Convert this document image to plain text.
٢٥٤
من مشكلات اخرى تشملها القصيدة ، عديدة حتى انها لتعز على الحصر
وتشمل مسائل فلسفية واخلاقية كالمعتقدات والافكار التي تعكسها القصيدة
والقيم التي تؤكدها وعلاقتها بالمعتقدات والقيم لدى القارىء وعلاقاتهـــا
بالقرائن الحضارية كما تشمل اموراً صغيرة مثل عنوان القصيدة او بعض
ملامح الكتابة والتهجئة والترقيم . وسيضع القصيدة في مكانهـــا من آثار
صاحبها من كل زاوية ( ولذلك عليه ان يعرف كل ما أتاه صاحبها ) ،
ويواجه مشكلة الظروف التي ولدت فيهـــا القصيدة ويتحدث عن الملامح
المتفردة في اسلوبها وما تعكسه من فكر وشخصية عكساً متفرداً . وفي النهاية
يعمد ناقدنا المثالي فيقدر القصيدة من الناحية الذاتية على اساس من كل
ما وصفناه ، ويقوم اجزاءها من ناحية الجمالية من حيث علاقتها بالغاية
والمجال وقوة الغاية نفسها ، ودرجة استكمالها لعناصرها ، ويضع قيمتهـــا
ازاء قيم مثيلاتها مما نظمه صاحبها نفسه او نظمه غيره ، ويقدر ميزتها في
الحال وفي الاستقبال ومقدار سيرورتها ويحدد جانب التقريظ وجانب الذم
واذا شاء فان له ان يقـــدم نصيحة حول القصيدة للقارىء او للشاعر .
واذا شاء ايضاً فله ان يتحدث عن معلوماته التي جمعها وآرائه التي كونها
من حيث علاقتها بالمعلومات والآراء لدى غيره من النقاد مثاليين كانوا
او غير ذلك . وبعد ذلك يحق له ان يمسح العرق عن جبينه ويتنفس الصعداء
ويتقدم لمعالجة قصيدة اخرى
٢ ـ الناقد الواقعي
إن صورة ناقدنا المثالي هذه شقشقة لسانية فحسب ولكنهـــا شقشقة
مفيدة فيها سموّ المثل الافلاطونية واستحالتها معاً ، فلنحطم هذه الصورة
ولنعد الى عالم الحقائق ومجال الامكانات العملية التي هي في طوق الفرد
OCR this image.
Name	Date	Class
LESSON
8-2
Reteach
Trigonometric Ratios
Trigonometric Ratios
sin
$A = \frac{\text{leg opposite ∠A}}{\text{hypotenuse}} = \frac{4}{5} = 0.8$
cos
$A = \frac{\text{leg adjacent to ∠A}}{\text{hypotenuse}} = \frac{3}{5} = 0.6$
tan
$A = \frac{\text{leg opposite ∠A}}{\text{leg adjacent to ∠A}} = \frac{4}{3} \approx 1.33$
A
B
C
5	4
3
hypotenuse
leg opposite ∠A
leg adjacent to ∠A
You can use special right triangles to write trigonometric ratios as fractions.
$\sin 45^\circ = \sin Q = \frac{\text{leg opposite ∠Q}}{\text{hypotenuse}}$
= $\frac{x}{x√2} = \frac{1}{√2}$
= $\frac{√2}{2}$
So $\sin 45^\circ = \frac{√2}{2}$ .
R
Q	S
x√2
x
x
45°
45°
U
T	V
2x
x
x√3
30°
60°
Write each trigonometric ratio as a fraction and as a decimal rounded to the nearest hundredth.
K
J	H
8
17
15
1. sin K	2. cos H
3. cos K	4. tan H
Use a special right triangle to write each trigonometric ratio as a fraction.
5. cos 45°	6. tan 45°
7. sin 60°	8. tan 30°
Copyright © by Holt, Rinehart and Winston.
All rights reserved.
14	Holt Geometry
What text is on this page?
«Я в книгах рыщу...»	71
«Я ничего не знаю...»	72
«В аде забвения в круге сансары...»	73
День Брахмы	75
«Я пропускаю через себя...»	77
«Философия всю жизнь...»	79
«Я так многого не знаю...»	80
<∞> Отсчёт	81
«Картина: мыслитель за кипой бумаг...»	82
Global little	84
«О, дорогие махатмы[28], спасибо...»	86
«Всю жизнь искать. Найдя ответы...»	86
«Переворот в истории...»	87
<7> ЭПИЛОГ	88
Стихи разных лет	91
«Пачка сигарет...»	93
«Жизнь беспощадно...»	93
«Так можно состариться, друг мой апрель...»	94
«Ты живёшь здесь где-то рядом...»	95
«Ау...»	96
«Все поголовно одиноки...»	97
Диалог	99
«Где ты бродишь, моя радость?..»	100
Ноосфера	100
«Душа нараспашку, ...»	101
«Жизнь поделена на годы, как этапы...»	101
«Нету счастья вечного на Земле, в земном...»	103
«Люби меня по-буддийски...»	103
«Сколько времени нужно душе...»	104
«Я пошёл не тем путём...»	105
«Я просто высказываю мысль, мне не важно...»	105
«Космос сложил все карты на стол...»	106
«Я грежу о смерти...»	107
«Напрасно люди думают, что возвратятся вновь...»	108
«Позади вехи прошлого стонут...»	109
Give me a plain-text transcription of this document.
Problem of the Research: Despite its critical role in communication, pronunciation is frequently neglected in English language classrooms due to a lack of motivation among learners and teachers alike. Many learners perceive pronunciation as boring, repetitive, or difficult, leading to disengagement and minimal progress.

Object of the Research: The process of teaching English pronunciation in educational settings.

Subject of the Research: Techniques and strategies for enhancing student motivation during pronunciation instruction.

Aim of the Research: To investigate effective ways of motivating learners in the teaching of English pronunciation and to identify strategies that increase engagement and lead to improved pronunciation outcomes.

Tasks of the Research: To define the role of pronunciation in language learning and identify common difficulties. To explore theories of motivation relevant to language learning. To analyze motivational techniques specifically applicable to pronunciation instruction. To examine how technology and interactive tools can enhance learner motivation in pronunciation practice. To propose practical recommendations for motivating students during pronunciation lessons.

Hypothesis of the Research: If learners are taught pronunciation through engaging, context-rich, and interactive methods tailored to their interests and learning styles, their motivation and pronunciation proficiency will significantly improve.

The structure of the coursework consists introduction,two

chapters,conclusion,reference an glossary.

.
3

Direction:
For each line of the entries that includes "adjacent", show that line.

The response:
$A = \frac{\text{leg adjacent to ∠A}}{\text{hypotenuse}} = \frac{3}{5} = 0.6$
$A = \frac{\text{leg opposite ∠A}}{\text{leg adjacent to ∠A}} = \frac{4}{3} \approx 1.33$
leg adjacent to ∠A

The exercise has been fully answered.